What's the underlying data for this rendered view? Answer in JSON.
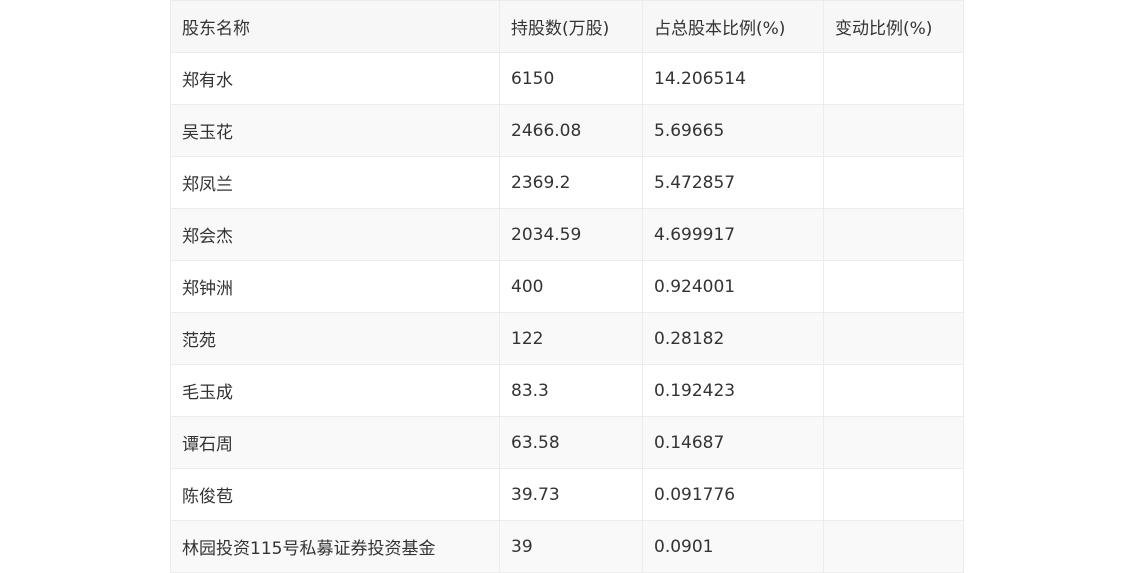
{
  "table": {
    "headers": [
      "股东名称",
      "持股数(万股)",
      "占总股本比例(%)",
      "变动比例(%)"
    ],
    "rows": [
      [
        "郑有水",
        "6150",
        "14.206514",
        ""
      ],
      [
        "吴玉花",
        "2466.08",
        "5.69665",
        ""
      ],
      [
        "郑凤兰",
        "2369.2",
        "5.472857",
        ""
      ],
      [
        "郑会杰",
        "2034.59",
        "4.699917",
        ""
      ],
      [
        "郑钟洲",
        "400",
        "0.924001",
        ""
      ],
      [
        "范苑",
        "122",
        "0.28182",
        ""
      ],
      [
        "毛玉成",
        "83.3",
        "0.192423",
        ""
      ],
      [
        "谭石周",
        "63.58",
        "0.14687",
        ""
      ],
      [
        "陈俊苞",
        "39.73",
        "0.091776",
        ""
      ],
      [
        "林园投资115号私募证券投资基金",
        "39",
        "0.0901",
        ""
      ]
    ]
  }
}
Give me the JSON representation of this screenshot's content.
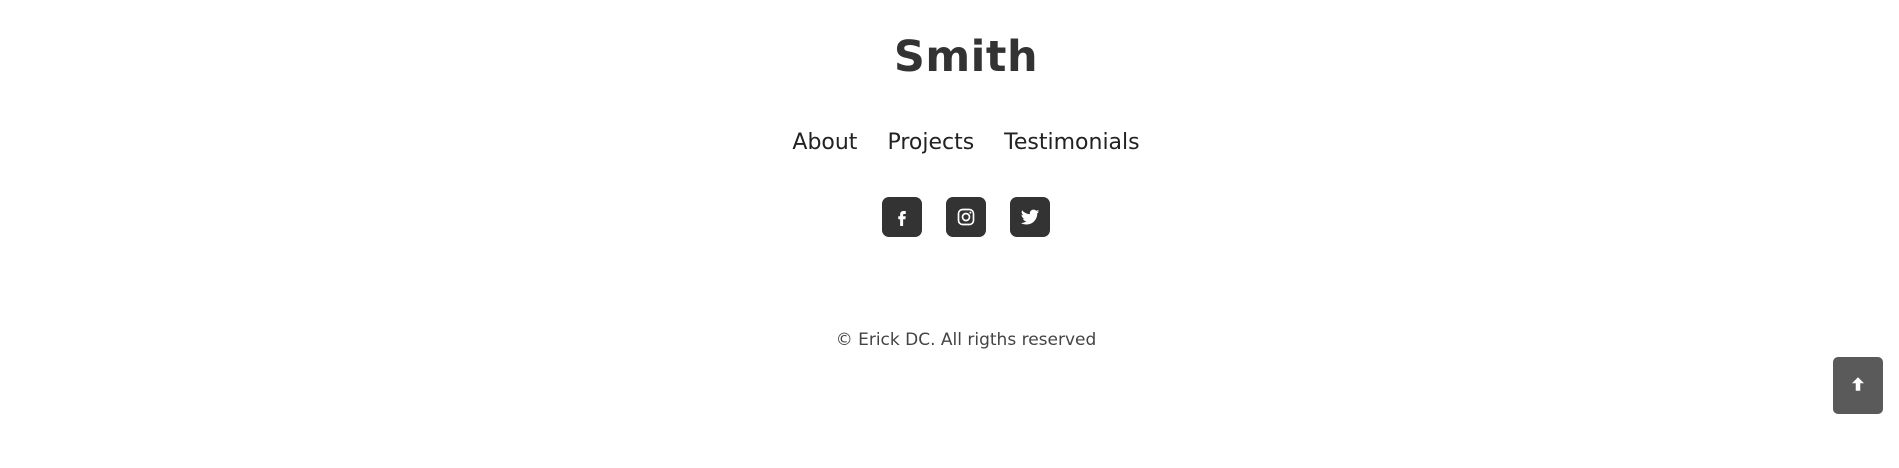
{
  "brand": {
    "name": "Smith"
  },
  "nav": {
    "items": [
      {
        "label": "About"
      },
      {
        "label": "Projects"
      },
      {
        "label": "Testimonials"
      }
    ]
  },
  "socials": [
    {
      "icon": "facebook-icon"
    },
    {
      "icon": "instagram-icon"
    },
    {
      "icon": "twitter-icon"
    }
  ],
  "copyright": {
    "text": "© Erick DC. All rigths reserved"
  },
  "scroll_top": {
    "icon": "arrow-up-icon"
  },
  "colors": {
    "text_dark": "#333333",
    "social_bg": "#333333",
    "scroll_top_bg": "#5a5a5a",
    "background": "#ffffff"
  }
}
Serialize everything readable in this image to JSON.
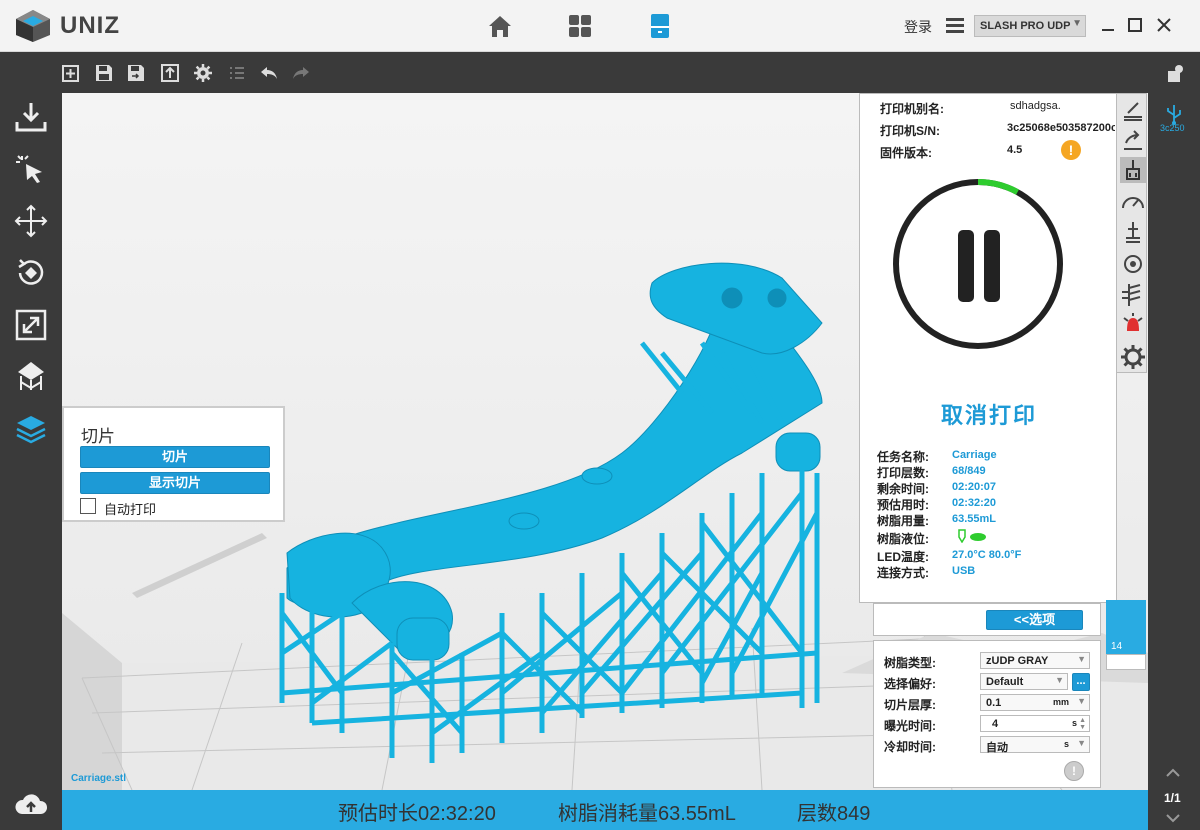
{
  "app": {
    "logo_text": "UNIZ"
  },
  "titlebar": {
    "login_label": "登录",
    "printer_model": "SLASH PRO UDP"
  },
  "printer_info": {
    "alias_label": "打印机别名:",
    "alias_value": "sdhadgsa.",
    "sn_label": "打印机S/N:",
    "sn_value": "3c25068e503587200c",
    "firmware_label": "固件版本:",
    "firmware_value": "4.5",
    "warning_symbol": "!",
    "progress_fraction": 0.08,
    "cancel_print_label": "取消打印",
    "job": [
      {
        "label": "任务名称:",
        "value": "Carriage"
      },
      {
        "label": "打印层数:",
        "value": "68/849"
      },
      {
        "label": "剩余时间:",
        "value": "02:20:07"
      },
      {
        "label": "预估用时:",
        "value": "02:32:20"
      },
      {
        "label": "树脂用量:",
        "value": "63.55mL"
      },
      {
        "label": "树脂液位:",
        "value": ""
      },
      {
        "label": "LED温度:",
        "value": "27.0°C 80.0°F"
      },
      {
        "label": "连接方式:",
        "value": "USB"
      }
    ]
  },
  "slice_panel": {
    "title": "切片",
    "slice_button": "切片",
    "show_slice_button": "显示切片",
    "auto_print_label": "自动打印",
    "auto_print_checked": false
  },
  "options_button": "<<选项",
  "settings": {
    "resin_type_label": "树脂类型:",
    "resin_type_value": "zUDP GRAY",
    "preference_label": "选择偏好:",
    "preference_value": "Default",
    "preference_more": "...",
    "layer_thickness_label": "切片层厚:",
    "layer_thickness_value": "0.1",
    "layer_thickness_unit": "mm",
    "exposure_label": "曝光时间:",
    "exposure_value": "4",
    "exposure_unit": "s",
    "cooling_label": "冷却时间:",
    "cooling_value": "自动",
    "cooling_unit": "s"
  },
  "layer_slider": {
    "current": "14"
  },
  "right_sidebar": {
    "usb_label": "3c250",
    "page_indicator": "1/1"
  },
  "viewport": {
    "file_name": "Carriage.stl"
  },
  "status": {
    "est_time": "预估时长02:32:20",
    "resin_usage": "树脂消耗量63.55mL",
    "layers": "层数849"
  },
  "colors": {
    "accent": "#1d9ad6",
    "model": "#16b3e0",
    "status_bar": "#29abe2",
    "progress": "#2ecc2e",
    "warning": "#f5a623"
  }
}
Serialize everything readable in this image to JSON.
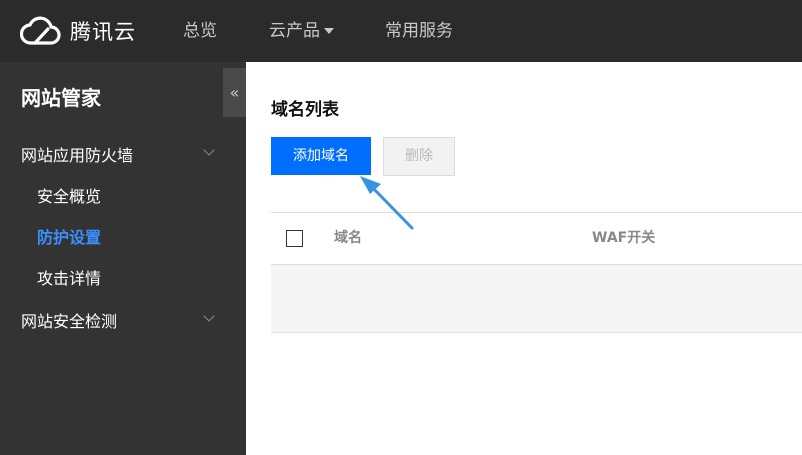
{
  "header": {
    "brand": "腾讯云",
    "nav": {
      "overview": "总览",
      "products": "云产品",
      "services": "常用服务"
    }
  },
  "sidebar": {
    "title": "网站管家",
    "collapse_glyph": "«",
    "groups": [
      {
        "label": "网站应用防火墙",
        "items": [
          "安全概览",
          "防护设置",
          "攻击详情"
        ]
      },
      {
        "label": "网站安全检测"
      }
    ]
  },
  "main": {
    "title": "域名列表",
    "add_button": "添加域名",
    "delete_button": "删除",
    "table": {
      "headers": [
        "域名",
        "WAF开关"
      ]
    }
  },
  "colors": {
    "topbar_bg": "#2b2b2b",
    "sidebar_bg": "#333333",
    "accent_blue": "#006eff",
    "active_link": "#3b8fff",
    "annotation_arrow": "#3a93e0"
  },
  "icons": {
    "logo": "cloud-logo-icon",
    "dropdown": "caret-down-icon",
    "collapse": "double-chevron-left-icon",
    "group_toggle": "chevron-down-icon"
  }
}
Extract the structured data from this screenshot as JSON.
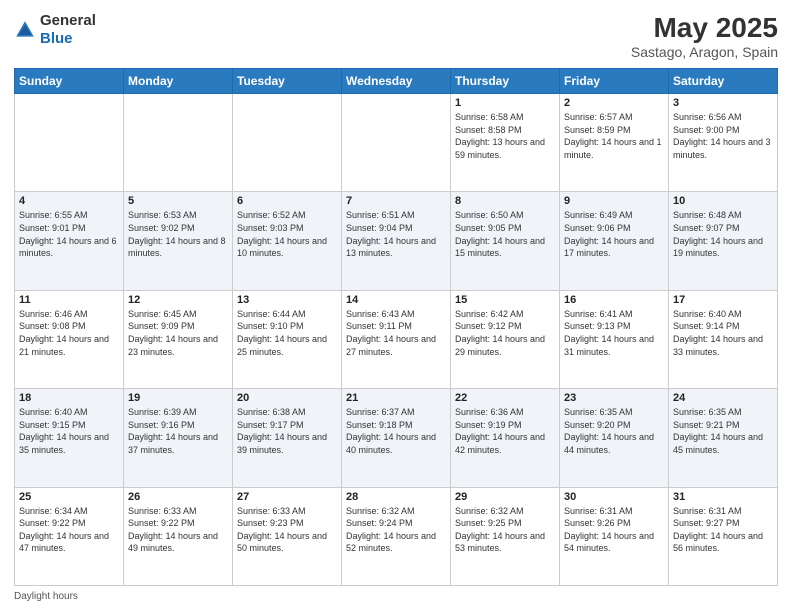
{
  "header": {
    "logo_general": "General",
    "logo_blue": "Blue",
    "month_title": "May 2025",
    "location": "Sastago, Aragon, Spain"
  },
  "days_of_week": [
    "Sunday",
    "Monday",
    "Tuesday",
    "Wednesday",
    "Thursday",
    "Friday",
    "Saturday"
  ],
  "footer": {
    "daylight_label": "Daylight hours"
  },
  "weeks": [
    [
      {
        "day": "",
        "info": ""
      },
      {
        "day": "",
        "info": ""
      },
      {
        "day": "",
        "info": ""
      },
      {
        "day": "",
        "info": ""
      },
      {
        "day": "1",
        "info": "Sunrise: 6:58 AM\nSunset: 8:58 PM\nDaylight: 13 hours and 59 minutes."
      },
      {
        "day": "2",
        "info": "Sunrise: 6:57 AM\nSunset: 8:59 PM\nDaylight: 14 hours and 1 minute."
      },
      {
        "day": "3",
        "info": "Sunrise: 6:56 AM\nSunset: 9:00 PM\nDaylight: 14 hours and 3 minutes."
      }
    ],
    [
      {
        "day": "4",
        "info": "Sunrise: 6:55 AM\nSunset: 9:01 PM\nDaylight: 14 hours and 6 minutes."
      },
      {
        "day": "5",
        "info": "Sunrise: 6:53 AM\nSunset: 9:02 PM\nDaylight: 14 hours and 8 minutes."
      },
      {
        "day": "6",
        "info": "Sunrise: 6:52 AM\nSunset: 9:03 PM\nDaylight: 14 hours and 10 minutes."
      },
      {
        "day": "7",
        "info": "Sunrise: 6:51 AM\nSunset: 9:04 PM\nDaylight: 14 hours and 13 minutes."
      },
      {
        "day": "8",
        "info": "Sunrise: 6:50 AM\nSunset: 9:05 PM\nDaylight: 14 hours and 15 minutes."
      },
      {
        "day": "9",
        "info": "Sunrise: 6:49 AM\nSunset: 9:06 PM\nDaylight: 14 hours and 17 minutes."
      },
      {
        "day": "10",
        "info": "Sunrise: 6:48 AM\nSunset: 9:07 PM\nDaylight: 14 hours and 19 minutes."
      }
    ],
    [
      {
        "day": "11",
        "info": "Sunrise: 6:46 AM\nSunset: 9:08 PM\nDaylight: 14 hours and 21 minutes."
      },
      {
        "day": "12",
        "info": "Sunrise: 6:45 AM\nSunset: 9:09 PM\nDaylight: 14 hours and 23 minutes."
      },
      {
        "day": "13",
        "info": "Sunrise: 6:44 AM\nSunset: 9:10 PM\nDaylight: 14 hours and 25 minutes."
      },
      {
        "day": "14",
        "info": "Sunrise: 6:43 AM\nSunset: 9:11 PM\nDaylight: 14 hours and 27 minutes."
      },
      {
        "day": "15",
        "info": "Sunrise: 6:42 AM\nSunset: 9:12 PM\nDaylight: 14 hours and 29 minutes."
      },
      {
        "day": "16",
        "info": "Sunrise: 6:41 AM\nSunset: 9:13 PM\nDaylight: 14 hours and 31 minutes."
      },
      {
        "day": "17",
        "info": "Sunrise: 6:40 AM\nSunset: 9:14 PM\nDaylight: 14 hours and 33 minutes."
      }
    ],
    [
      {
        "day": "18",
        "info": "Sunrise: 6:40 AM\nSunset: 9:15 PM\nDaylight: 14 hours and 35 minutes."
      },
      {
        "day": "19",
        "info": "Sunrise: 6:39 AM\nSunset: 9:16 PM\nDaylight: 14 hours and 37 minutes."
      },
      {
        "day": "20",
        "info": "Sunrise: 6:38 AM\nSunset: 9:17 PM\nDaylight: 14 hours and 39 minutes."
      },
      {
        "day": "21",
        "info": "Sunrise: 6:37 AM\nSunset: 9:18 PM\nDaylight: 14 hours and 40 minutes."
      },
      {
        "day": "22",
        "info": "Sunrise: 6:36 AM\nSunset: 9:19 PM\nDaylight: 14 hours and 42 minutes."
      },
      {
        "day": "23",
        "info": "Sunrise: 6:35 AM\nSunset: 9:20 PM\nDaylight: 14 hours and 44 minutes."
      },
      {
        "day": "24",
        "info": "Sunrise: 6:35 AM\nSunset: 9:21 PM\nDaylight: 14 hours and 45 minutes."
      }
    ],
    [
      {
        "day": "25",
        "info": "Sunrise: 6:34 AM\nSunset: 9:22 PM\nDaylight: 14 hours and 47 minutes."
      },
      {
        "day": "26",
        "info": "Sunrise: 6:33 AM\nSunset: 9:22 PM\nDaylight: 14 hours and 49 minutes."
      },
      {
        "day": "27",
        "info": "Sunrise: 6:33 AM\nSunset: 9:23 PM\nDaylight: 14 hours and 50 minutes."
      },
      {
        "day": "28",
        "info": "Sunrise: 6:32 AM\nSunset: 9:24 PM\nDaylight: 14 hours and 52 minutes."
      },
      {
        "day": "29",
        "info": "Sunrise: 6:32 AM\nSunset: 9:25 PM\nDaylight: 14 hours and 53 minutes."
      },
      {
        "day": "30",
        "info": "Sunrise: 6:31 AM\nSunset: 9:26 PM\nDaylight: 14 hours and 54 minutes."
      },
      {
        "day": "31",
        "info": "Sunrise: 6:31 AM\nSunset: 9:27 PM\nDaylight: 14 hours and 56 minutes."
      }
    ]
  ]
}
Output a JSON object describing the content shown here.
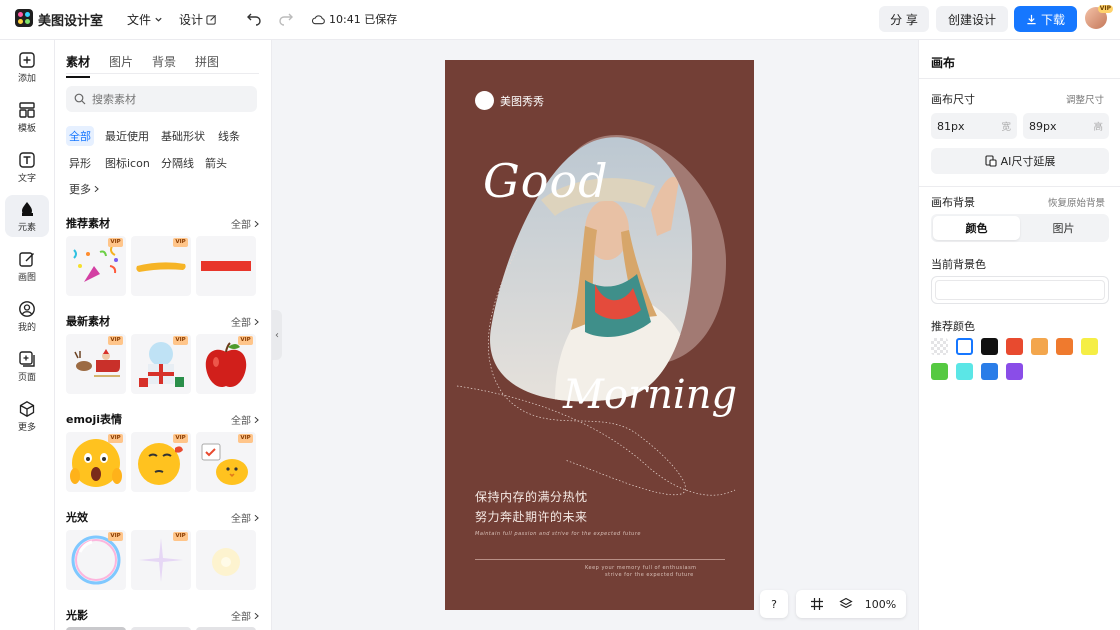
{
  "app": {
    "name": "美图设计室"
  },
  "header": {
    "file_label": "文件",
    "design_label": "设计",
    "save_status": "10:41 已保存",
    "share_label": "分 享",
    "create_label": "创建设计",
    "download_label": "下载",
    "vip_badge": "VIP"
  },
  "rail": {
    "items": [
      {
        "label": "添加",
        "icon": "plus-square-icon"
      },
      {
        "label": "模板",
        "icon": "template-icon"
      },
      {
        "label": "文字",
        "icon": "text-icon"
      },
      {
        "label": "元素",
        "icon": "shapes-icon",
        "active": true
      },
      {
        "label": "画图",
        "icon": "edit-icon"
      },
      {
        "label": "我的",
        "icon": "user-icon"
      },
      {
        "label": "页面",
        "icon": "page-icon"
      },
      {
        "label": "更多",
        "icon": "cube-icon"
      }
    ]
  },
  "assets": {
    "tabs": [
      "素材",
      "图片",
      "背景",
      "拼图"
    ],
    "search_placeholder": "搜索素材",
    "chips": [
      "全部",
      "最近使用",
      "基础形状",
      "线条",
      "异形",
      "图标icon",
      "分隔线",
      "箭头",
      "更多"
    ],
    "all_label": "全部",
    "vip_label": "VIP",
    "sections": [
      {
        "title": "推荐素材"
      },
      {
        "title": "最新素材"
      },
      {
        "title": "emoji表情"
      },
      {
        "title": "光效"
      },
      {
        "title": "光影"
      }
    ]
  },
  "poster": {
    "brand": "美图秀秀",
    "word1": "Good",
    "word2": "Morning",
    "cn_line1": "保持内存的满分热忱",
    "cn_line2": "努力奔赴期许的未来",
    "en_small": "Maintain full passion and strive for the expected future",
    "en_footer1": "Keep your memory full of enthusiasm",
    "en_footer2": "strive for the expected future",
    "bg_color": "#733f36"
  },
  "zoom": {
    "help": "?",
    "level": "100%"
  },
  "properties": {
    "title": "画布",
    "size_label": "画布尺寸",
    "adjust_label": "调整尺寸",
    "width_value": "81px",
    "width_unit": "宽",
    "height_value": "89px",
    "height_unit": "高",
    "ai_extend_label": "AI尺寸延展",
    "bg_label": "画布背景",
    "restore_label": "恢复原始背景",
    "seg_color": "颜色",
    "seg_image": "图片",
    "current_bg_label": "当前背景色",
    "recommend_label": "推荐颜色",
    "swatches": [
      "transparent",
      "#ffffff",
      "#111111",
      "#e84a2f",
      "#f3a64d",
      "#ef7a2e",
      "#f5ee45",
      "#55c941",
      "#5be6e6",
      "#2a7de8",
      "#8a4de8"
    ]
  }
}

> [OBJECTIVE]:
Pick out every line of the listing containing the word "data", and show those lines.

> [SOLUTION]:
What's the underlying data for this rendered view? Answer in JSON.
Extract the structured data from this screenshot as JSON.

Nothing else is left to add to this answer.